-- WRITTEN REQUEST A --
In the RAID thread, at about what point does the array's rebuild hang?

Bizarre RAID "failure"

linux-raid.vger.kernel.org archive mirror
 help / color / mirror / Atom feed

* Bizarre RAID "failure"
@ 2004-02-19 22:44 Tom Maddox
  2004-02-19 23:38 ` Måns Rullgård
                   ` (3 more replies)
  0 siblings, 4 replies; 6+ messages in thread
From: Tom Maddox @ 2004-02-19 22:44 UTC (permalink / raw)
  To: linux-raid

Hi, all,

I'm encountering a bizarre problem with software RAID 5 under Linux that
I'm hoping someone on this list can help me solve or at least
understand.

I've got a box running Red Hat 7.3 with SGI's 2.4.18 XFS 1.1 kernel. 
It's using three FastTrak TX 2000 (PDC20271) cards in non-RAID mode with
three Western Digital 200 GB drives.  I'm using those controllers
because they were handy and they support large drives.  The drives are
in an XFS-formatted RAID 5 array using md, which has never given me
problems before.  In this case, however, I'm running into some seriously
anomalous behavior.

If the system goes down unexpectedly (e.g., because of a power failure),
the RAID array comes back up dirty and begins to rebuild itself, which
is odd enough on its own.  What's worse is that, whenever this happens,
the rebuild hangs at about 2.4%.  When it reaches that point, the array
becomes totally nonresponsive--I can't even query its status with mdadm
or any other tool, although I can use "cat /proc/mdstat" to see the
status of the rebuild.  Any command that attempts to access the RAID
drive hangs.

My assumption would normally be that there's a hardware failure
somewhere, but I've swapped out each component individually (including
cables!) and the same problem keeps happening.

Has anyone seen this behavior before, and can you recommend a solution?

Thanks,

Tom

^ permalink raw reply	[flat|nested] 6+ messages in thread

* Re: Bizarre RAID "failure"
  2004-02-19 22:44 Bizarre RAID "failure" Tom Maddox
@ 2004-02-19 23:38 ` Måns Rullgård
  2004-02-20  0:39 ` Kanoa Withington
                   ` (2 subsequent siblings)
  3 siblings, 0 replies; 6+ messages in thread
From: Måns Rullgård @ 2004-02-19 23:38 UTC (permalink / raw)

-- DATA PROVIDED --
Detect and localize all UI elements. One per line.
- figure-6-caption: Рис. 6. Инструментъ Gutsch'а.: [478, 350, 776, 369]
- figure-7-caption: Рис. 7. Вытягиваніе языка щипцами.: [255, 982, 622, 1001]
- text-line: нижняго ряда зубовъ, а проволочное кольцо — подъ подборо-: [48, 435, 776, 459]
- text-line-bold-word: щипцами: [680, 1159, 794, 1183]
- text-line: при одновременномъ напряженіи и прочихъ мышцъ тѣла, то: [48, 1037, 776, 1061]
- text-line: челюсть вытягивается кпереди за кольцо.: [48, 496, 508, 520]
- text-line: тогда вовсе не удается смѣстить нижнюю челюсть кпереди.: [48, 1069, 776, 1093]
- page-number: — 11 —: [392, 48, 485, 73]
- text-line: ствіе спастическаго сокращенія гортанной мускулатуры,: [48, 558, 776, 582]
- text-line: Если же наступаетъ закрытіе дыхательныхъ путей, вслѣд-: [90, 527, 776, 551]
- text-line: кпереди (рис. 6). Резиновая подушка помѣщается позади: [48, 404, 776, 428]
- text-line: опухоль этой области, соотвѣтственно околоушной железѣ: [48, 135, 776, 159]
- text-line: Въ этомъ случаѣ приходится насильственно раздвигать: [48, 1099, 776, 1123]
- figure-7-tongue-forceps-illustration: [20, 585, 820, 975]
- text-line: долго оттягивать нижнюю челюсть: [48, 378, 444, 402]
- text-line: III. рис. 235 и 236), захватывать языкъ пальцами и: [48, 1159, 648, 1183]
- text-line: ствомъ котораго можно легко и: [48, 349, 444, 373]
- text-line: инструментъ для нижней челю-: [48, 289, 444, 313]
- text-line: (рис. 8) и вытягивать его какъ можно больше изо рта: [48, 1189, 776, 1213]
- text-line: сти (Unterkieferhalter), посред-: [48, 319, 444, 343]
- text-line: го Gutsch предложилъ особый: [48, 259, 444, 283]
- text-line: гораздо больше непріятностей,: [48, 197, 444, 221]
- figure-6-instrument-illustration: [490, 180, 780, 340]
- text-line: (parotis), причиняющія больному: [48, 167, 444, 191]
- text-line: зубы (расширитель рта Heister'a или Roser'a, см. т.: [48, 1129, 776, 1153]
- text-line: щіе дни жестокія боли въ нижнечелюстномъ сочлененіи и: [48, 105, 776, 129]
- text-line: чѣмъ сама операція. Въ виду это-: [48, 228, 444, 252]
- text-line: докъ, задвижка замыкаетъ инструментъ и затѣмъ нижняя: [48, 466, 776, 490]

-- WRITTEN REQUEST B --
Copy out the entries word for word, from their first line through the line containing "- text-line: нижняго".

-- WRITTEN RESPONSE A --
At about 2.4%.

-- WRITTEN RESPONSE B --
Detect and localize all UI elements. One per line.
- figure-6-caption: Рис. 6. Инструментъ Gutsch'а.: [478, 350, 776, 369]
- figure-7-caption: Рис. 7. Вытягиваніе языка щипцами.: [255, 982, 622, 1001]
- text-line: нижняго ряда зубовъ, а проволочное кольцо — подъ подборо-: [48, 435, 776, 459]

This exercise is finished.